▽

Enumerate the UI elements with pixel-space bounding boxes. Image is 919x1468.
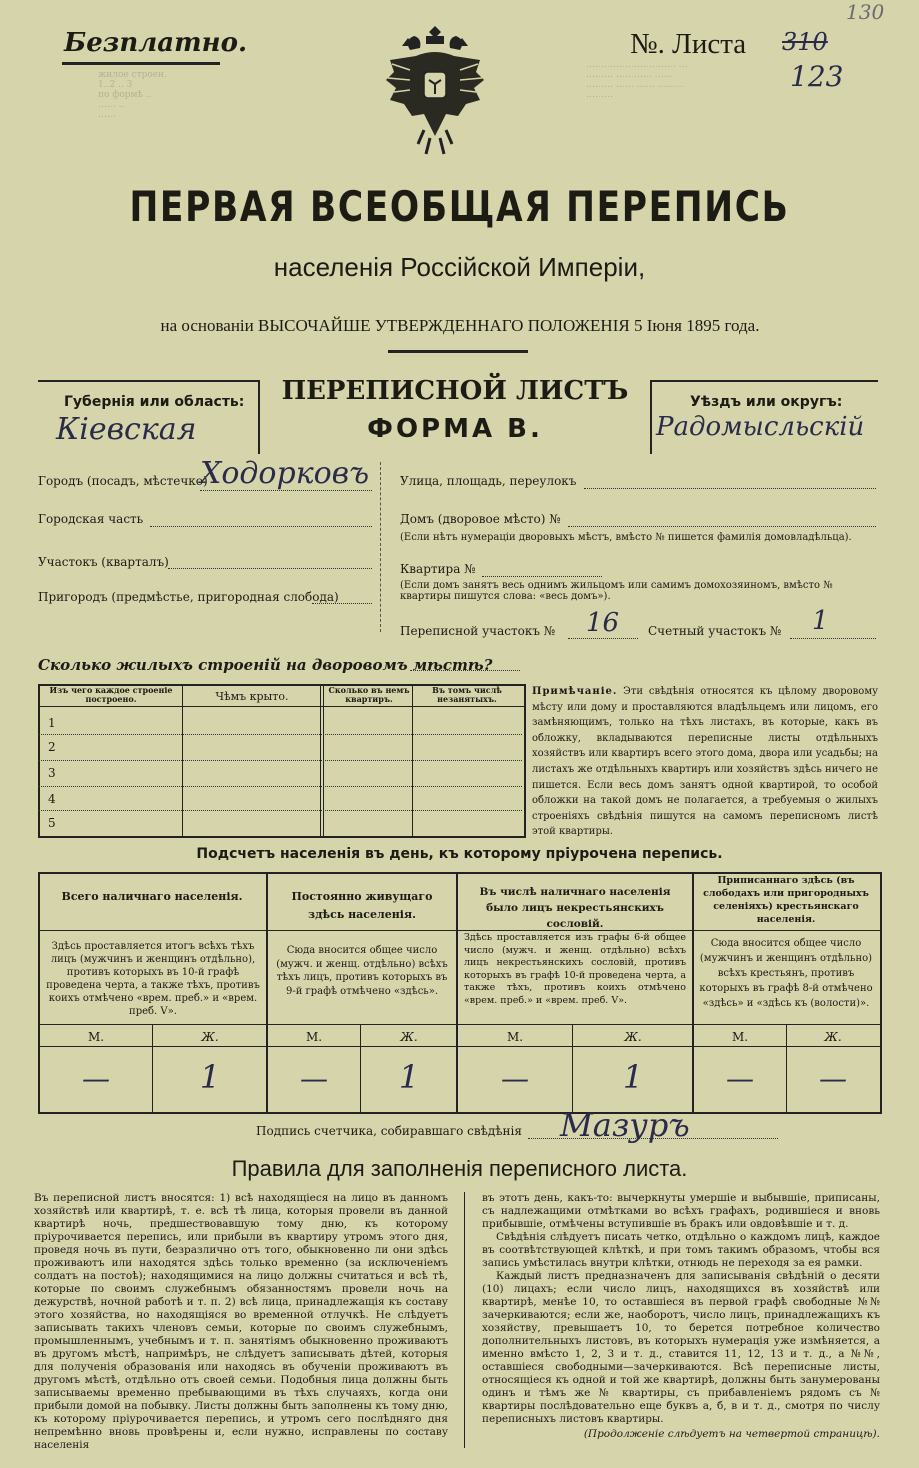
buildings-note <box>532 684 878 840</box>
rules-column-divider <box>464 1192 465 1448</box>
count-col2-desc: Сюда вносится общее число (мужч. и женщ. отдѣльно) всѣхъ тѣхъ лицъ, противъ которыхъ въ 9-й графѣ отмѣчено «здѣсь». <box>276 945 448 997</box>
count-col2-zh-label: Ж. <box>400 1030 418 1044</box>
count-col1-zh-value[interactable]: 1 <box>199 1058 221 1096</box>
buildings-row-rule <box>38 786 522 787</box>
schetny-label: Счетный участокъ № <box>648 624 782 638</box>
signature-value[interactable]: Мазуръ <box>560 1106 690 1144</box>
uchastok-label: Участокъ (кварталъ) <box>38 555 169 569</box>
buildings-row-rule <box>38 810 522 811</box>
count-col1-m-label: М. <box>87 1030 105 1044</box>
count-mzh-rule <box>38 1046 880 1047</box>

△

WHAT IS NEEDED: Return all of the data above line for line and unchanged, omitting the picture.

EXPECTED ANSWER:
Enumerate the UI elements with pixel-space bounding boxes. Image is 919x1468.
buildings-note <box>532 684 878 840</box>
rules-column-divider <box>464 1192 465 1448</box>
count-col2-desc: Сюда вносится общее число (мужч. и женщ. отдѣльно) всѣхъ тѣхъ лицъ, противъ которыхъ въ 9-й графѣ отмѣчено «здѣсь». <box>276 945 448 997</box>
count-col2-zh-label: Ж. <box>400 1030 418 1044</box>
count-col1-zh-value[interactable]: 1 <box>199 1058 221 1096</box>
buildings-row-rule <box>38 786 522 787</box>
schetny-label: Счетный участокъ № <box>648 624 782 638</box>
signature-value[interactable]: Мазуръ <box>560 1106 690 1144</box>
uchastok-label: Участокъ (кварталъ) <box>38 555 169 569</box>
buildings-row-rule <box>38 810 522 811</box>
count-col1-m-label: М. <box>87 1030 105 1044</box>
count-mzh-rule <box>38 1046 880 1047</box>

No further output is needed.